═════ SELECTED EXTRACT ═════
Posted on 08/02/2012 2:51:54 PM PDT by lbryce
$10 million a minute.
Thats about how much the trading problem that set off turmoil on the stock market on Wednesday morning is already costing the trading firm.
The Knight Capital Group announced on Thursday that it lost $440 million when it sold all the stocks it accidentally bought Wednesday morning because a computer glitch.
The losses are threatening the stability of the firm, which is based in Jersey City. In its statement, Knight Capital said its capital base, the money it uses to conduct its business, had been severely impacted by the event and that it was actively pursuing its strategic and financing alternatives.
The losses are greater than the companys revenue in the second quarter of this year, when it brought in $289 million.
With the events of yesterday, you have to question if this is the beginning of the end for Knight, said Christopher Nagy, founder of the consulting firm KOR Trading. Timeline: The Knight Capital Group's automated stock program flooded the market with millions of trades.
Shares of Knight Capital closed down 63 percent, at $2.58, on Thursday. On Wednesday, the shares fell 32 percent.
The problem on Wednesday led the firms computers to rapidly buy and sell millions of shares in over a hundred stocks for about 45 minutes after the markets opened. Those trades pushed the value of many stocks up, and the companys losses appear to have occurred when it had to sell the overvalued shares back into the market at a lower price.
The company said the problems happened because of new trading software that had been installed. The event was the latest to draw attention to the potentially destabilizing effect of the computerized trading that has increasingly dominated the nations stock markets.
(Excerpt) Read more at dealbook.nytimes.com ...
What REALLY happened....
Some insiders financially raped the company, and they manufactured this to cover it up : )
So, if this same glitch has worked in their favor; would they still have complained?
Or haven't these cretins ever heard of QA testing?
Cheers!
═════ DATASET CONTENT ═════
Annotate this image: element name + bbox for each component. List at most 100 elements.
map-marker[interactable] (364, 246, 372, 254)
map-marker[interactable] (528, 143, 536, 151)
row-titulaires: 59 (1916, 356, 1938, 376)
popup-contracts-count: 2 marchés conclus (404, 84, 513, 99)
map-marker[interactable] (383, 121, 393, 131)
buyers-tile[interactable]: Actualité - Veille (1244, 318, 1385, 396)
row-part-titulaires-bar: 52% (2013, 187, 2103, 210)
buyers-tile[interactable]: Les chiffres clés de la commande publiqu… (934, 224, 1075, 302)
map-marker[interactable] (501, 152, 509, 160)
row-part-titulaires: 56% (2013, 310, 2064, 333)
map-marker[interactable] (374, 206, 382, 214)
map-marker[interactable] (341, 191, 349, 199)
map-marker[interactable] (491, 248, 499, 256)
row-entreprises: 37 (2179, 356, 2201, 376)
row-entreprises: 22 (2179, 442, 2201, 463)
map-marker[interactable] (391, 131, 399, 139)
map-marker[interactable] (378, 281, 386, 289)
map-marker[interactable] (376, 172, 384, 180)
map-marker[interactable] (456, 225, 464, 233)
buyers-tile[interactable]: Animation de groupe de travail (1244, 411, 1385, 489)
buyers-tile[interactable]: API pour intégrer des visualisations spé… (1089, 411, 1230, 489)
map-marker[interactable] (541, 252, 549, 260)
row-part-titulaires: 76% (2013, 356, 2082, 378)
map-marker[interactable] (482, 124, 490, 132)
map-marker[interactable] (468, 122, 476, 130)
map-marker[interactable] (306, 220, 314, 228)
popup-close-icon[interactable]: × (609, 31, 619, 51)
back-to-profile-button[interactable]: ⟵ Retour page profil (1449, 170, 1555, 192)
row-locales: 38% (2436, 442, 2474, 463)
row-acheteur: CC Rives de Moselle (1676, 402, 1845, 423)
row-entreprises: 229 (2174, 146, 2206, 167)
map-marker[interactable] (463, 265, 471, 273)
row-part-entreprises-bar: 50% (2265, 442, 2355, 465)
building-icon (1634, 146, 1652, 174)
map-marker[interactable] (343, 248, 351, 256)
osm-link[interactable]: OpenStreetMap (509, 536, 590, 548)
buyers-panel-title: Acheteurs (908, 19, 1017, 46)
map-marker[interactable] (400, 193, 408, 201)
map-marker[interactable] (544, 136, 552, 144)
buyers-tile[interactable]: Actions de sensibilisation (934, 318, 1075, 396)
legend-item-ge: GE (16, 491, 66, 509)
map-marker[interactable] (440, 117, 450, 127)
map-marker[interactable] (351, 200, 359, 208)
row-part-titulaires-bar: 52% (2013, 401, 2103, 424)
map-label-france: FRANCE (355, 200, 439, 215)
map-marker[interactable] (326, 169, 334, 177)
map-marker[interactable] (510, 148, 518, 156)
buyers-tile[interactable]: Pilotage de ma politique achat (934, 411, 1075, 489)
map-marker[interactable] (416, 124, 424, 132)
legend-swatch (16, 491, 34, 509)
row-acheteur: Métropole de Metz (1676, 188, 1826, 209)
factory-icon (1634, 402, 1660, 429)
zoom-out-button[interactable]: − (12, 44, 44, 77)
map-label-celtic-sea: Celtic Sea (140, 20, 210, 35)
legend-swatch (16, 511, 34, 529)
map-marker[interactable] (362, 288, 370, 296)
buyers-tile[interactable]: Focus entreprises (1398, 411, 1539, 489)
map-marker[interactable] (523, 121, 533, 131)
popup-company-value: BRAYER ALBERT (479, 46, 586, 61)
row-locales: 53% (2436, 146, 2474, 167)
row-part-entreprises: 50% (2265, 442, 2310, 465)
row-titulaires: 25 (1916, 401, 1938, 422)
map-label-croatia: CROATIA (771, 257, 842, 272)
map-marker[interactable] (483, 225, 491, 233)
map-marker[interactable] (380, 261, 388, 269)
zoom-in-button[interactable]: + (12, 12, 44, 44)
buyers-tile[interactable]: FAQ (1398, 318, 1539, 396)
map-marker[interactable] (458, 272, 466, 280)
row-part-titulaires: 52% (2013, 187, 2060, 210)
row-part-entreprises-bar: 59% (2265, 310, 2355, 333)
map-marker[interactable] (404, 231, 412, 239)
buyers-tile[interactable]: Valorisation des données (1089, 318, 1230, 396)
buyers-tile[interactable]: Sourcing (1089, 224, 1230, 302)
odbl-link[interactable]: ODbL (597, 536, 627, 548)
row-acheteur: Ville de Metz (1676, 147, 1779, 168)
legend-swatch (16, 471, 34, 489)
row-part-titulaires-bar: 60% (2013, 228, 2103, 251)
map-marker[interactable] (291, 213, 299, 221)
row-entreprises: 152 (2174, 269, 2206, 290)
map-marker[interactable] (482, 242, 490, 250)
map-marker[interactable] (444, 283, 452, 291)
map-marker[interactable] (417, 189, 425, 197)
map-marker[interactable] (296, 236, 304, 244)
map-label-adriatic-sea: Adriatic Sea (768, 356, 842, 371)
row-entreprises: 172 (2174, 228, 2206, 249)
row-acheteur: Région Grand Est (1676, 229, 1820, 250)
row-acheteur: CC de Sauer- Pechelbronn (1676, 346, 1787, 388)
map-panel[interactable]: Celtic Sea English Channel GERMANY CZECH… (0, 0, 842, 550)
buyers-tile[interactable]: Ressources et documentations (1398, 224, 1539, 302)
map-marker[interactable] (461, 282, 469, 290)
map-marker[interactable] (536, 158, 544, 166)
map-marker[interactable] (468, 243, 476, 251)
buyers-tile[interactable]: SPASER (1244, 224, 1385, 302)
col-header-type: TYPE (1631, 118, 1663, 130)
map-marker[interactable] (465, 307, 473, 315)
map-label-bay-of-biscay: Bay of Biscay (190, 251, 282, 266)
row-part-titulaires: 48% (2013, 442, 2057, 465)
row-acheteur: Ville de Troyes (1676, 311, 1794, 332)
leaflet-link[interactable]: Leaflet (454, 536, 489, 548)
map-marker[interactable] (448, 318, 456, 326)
═════
== WHAT THE TASK ASKS ==
List every dollar amount that appears in the post about Knight Capital's trading losses.

== RESULT OF THE EXERCISE ==
$10 million
$440 million
$289 million
$2.58